Required work:
Identify the lines that contain the string "document" and copy all of them.

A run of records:
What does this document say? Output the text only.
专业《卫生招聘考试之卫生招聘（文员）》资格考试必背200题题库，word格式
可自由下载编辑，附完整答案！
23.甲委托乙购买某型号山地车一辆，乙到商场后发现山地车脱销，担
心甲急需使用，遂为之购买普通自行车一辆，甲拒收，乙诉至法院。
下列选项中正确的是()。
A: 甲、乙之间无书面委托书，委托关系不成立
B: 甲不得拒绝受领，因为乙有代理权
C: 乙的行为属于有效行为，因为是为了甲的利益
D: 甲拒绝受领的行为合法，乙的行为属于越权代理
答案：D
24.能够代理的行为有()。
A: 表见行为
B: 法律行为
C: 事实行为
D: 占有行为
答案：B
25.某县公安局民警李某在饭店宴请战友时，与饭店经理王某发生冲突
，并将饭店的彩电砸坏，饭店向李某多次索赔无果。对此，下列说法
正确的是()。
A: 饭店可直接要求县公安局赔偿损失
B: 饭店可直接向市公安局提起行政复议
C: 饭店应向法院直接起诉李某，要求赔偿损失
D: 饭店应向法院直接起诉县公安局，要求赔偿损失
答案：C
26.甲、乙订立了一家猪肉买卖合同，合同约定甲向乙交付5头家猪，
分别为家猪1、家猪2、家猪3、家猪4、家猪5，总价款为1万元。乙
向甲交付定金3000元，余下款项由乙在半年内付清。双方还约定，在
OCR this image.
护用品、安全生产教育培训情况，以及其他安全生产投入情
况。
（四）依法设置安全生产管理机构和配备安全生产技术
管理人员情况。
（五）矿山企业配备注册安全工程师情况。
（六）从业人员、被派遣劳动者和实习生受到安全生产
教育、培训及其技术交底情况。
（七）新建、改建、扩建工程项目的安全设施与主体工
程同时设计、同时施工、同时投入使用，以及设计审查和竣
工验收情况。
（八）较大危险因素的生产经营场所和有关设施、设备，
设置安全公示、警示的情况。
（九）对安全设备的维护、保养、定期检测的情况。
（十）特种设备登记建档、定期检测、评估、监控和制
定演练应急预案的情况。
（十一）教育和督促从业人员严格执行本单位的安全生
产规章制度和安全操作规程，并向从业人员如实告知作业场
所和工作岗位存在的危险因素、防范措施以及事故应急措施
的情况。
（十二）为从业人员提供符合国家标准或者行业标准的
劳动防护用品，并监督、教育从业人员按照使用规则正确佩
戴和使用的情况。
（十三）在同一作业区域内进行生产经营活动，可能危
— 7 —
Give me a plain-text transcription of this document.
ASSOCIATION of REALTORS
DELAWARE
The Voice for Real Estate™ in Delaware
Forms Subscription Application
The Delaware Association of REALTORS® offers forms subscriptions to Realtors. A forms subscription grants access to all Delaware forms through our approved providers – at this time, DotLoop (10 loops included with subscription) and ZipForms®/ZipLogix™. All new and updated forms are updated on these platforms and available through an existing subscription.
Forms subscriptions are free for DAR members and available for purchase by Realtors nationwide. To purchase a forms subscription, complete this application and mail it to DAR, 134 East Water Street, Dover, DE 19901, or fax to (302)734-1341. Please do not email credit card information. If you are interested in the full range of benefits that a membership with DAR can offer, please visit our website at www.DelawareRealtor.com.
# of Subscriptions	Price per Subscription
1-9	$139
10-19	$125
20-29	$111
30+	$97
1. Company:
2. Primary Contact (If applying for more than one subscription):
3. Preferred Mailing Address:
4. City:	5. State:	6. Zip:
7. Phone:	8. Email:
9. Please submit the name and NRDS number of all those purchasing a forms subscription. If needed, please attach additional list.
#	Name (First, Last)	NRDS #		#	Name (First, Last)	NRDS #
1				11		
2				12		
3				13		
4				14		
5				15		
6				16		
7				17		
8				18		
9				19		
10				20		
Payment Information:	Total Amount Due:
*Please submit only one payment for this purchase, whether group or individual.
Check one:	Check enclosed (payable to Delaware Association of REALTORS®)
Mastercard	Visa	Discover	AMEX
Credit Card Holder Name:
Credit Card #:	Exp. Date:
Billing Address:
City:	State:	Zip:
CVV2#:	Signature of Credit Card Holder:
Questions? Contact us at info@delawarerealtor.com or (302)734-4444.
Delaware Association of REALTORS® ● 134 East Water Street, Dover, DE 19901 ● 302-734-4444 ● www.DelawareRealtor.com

Result:
What does this document say? Output the text only.
Give me a plain-text transcription of this document.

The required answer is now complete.